Count how many lines hold the string "this". Give that number alone.

Start

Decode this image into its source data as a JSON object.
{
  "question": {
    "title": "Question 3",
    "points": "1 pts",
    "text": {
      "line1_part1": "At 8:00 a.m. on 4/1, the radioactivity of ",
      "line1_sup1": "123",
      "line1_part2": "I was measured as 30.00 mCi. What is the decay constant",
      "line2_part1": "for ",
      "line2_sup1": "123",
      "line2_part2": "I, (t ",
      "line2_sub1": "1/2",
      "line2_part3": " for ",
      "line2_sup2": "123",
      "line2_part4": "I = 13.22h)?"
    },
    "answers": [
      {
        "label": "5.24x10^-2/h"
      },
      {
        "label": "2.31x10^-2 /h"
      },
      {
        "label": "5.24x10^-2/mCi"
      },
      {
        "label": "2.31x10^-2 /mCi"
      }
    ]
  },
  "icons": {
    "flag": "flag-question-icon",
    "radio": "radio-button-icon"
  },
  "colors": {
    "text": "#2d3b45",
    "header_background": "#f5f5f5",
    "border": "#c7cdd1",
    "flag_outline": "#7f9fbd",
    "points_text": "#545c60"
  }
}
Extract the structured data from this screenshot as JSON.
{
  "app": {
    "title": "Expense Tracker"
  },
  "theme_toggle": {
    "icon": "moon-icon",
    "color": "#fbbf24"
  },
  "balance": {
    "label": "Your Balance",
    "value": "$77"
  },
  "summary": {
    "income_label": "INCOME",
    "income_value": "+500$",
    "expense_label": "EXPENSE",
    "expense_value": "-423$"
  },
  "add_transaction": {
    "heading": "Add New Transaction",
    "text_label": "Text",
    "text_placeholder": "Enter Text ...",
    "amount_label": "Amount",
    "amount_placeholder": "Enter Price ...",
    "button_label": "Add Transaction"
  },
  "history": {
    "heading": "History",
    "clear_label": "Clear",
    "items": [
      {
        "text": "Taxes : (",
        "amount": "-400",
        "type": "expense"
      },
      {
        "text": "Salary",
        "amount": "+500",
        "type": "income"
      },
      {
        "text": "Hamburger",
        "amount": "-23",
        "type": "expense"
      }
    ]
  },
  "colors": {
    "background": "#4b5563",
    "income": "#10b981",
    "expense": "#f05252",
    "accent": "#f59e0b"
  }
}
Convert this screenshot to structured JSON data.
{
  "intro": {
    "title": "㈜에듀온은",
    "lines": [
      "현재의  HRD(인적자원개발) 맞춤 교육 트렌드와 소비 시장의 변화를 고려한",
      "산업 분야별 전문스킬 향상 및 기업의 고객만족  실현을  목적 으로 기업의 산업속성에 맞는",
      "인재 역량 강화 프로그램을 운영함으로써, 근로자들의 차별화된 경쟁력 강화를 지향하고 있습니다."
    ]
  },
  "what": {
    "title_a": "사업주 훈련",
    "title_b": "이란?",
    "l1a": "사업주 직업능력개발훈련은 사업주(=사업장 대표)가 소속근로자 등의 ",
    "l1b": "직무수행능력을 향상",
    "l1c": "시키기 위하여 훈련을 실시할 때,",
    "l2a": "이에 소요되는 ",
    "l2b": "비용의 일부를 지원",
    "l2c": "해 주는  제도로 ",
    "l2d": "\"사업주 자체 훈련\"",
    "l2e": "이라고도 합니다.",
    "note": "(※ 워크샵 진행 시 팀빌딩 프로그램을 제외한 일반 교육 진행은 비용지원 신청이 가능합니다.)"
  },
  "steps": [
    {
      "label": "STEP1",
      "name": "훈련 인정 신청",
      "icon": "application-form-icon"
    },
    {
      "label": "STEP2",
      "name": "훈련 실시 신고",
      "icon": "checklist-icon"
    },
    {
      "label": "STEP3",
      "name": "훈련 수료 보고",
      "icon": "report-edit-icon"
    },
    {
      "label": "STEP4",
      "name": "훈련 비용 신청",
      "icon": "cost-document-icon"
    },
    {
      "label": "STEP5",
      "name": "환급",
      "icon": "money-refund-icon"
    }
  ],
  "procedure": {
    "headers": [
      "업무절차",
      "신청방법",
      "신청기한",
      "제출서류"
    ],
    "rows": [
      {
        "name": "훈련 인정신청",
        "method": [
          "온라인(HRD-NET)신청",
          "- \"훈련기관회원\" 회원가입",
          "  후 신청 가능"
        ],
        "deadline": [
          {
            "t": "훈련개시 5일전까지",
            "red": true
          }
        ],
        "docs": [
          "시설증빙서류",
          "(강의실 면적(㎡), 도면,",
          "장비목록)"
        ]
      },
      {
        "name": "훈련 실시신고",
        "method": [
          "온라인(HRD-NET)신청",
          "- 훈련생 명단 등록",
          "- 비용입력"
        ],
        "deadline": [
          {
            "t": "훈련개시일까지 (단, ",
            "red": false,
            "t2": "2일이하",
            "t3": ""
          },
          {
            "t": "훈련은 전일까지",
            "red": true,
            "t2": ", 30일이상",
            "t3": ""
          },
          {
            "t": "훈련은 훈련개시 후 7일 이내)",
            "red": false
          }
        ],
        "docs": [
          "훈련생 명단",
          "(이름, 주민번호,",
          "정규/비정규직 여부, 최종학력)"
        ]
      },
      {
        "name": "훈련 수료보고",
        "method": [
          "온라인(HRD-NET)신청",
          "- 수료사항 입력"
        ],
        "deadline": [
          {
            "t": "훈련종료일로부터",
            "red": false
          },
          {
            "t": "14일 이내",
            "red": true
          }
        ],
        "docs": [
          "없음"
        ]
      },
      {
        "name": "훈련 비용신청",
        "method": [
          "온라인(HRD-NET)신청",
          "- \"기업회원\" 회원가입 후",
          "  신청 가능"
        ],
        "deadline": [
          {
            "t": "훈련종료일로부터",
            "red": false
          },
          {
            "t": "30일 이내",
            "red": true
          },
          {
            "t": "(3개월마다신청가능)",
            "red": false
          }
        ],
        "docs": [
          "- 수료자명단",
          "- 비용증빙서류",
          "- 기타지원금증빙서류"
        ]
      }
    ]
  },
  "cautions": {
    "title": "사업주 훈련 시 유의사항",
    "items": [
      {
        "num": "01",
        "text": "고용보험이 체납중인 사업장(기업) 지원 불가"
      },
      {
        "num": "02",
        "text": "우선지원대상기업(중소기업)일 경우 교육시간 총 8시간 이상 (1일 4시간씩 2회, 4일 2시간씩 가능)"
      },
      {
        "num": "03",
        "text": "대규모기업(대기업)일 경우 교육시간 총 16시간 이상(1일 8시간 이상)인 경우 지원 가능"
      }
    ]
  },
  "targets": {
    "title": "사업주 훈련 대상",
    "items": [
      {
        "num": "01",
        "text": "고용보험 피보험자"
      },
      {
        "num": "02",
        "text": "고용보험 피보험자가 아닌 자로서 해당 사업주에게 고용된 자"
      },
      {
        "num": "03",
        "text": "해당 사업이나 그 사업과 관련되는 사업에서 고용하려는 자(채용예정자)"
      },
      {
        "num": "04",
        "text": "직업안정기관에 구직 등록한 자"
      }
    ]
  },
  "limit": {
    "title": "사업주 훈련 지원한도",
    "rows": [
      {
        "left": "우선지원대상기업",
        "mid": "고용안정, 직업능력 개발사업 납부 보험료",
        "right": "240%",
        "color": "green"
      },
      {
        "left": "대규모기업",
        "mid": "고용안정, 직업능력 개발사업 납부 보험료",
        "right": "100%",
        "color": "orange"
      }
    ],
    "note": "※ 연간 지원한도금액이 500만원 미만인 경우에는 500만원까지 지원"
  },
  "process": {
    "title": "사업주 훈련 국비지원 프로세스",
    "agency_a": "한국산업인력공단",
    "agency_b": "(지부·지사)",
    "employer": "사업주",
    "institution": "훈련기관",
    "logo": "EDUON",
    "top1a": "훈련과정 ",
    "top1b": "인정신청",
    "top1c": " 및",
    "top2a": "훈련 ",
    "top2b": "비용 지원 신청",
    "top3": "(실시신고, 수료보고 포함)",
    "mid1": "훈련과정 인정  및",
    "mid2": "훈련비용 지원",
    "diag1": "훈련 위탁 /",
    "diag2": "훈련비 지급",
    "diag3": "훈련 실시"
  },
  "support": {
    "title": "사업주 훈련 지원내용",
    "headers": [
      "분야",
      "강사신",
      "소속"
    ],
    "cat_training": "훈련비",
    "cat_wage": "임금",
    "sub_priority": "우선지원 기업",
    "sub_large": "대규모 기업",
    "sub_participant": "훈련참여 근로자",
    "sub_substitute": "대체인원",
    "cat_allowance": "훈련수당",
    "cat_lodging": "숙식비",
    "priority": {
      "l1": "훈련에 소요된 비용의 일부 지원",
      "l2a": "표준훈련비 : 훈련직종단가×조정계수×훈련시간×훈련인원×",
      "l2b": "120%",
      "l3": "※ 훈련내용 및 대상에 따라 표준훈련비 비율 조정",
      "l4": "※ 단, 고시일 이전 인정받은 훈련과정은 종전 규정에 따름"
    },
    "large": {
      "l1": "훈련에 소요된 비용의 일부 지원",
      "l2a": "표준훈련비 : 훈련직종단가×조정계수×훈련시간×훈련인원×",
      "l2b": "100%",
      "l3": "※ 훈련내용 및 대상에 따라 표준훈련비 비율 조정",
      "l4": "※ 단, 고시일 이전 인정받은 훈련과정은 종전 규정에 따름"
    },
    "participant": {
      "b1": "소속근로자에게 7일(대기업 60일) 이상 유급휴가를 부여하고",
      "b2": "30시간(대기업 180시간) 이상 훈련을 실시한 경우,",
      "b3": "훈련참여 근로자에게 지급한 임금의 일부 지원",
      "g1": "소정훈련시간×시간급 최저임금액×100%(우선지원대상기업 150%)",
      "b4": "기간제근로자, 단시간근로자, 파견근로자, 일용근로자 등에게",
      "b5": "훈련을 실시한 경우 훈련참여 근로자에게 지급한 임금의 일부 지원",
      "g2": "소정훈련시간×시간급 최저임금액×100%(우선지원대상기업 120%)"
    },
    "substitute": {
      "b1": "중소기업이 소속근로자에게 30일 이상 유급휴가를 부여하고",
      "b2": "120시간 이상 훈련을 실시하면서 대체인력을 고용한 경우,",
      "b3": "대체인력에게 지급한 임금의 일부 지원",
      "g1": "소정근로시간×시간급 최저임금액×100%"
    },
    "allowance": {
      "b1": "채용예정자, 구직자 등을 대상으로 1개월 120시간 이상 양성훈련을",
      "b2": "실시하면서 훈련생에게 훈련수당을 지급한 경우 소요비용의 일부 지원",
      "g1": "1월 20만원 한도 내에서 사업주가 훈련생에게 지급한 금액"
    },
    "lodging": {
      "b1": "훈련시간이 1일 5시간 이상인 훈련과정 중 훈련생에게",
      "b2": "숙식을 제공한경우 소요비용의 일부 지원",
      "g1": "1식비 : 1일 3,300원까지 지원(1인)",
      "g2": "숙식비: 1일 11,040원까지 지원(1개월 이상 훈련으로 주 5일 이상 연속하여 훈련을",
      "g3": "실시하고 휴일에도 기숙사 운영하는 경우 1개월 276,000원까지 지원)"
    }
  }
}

End

*Response below*: 3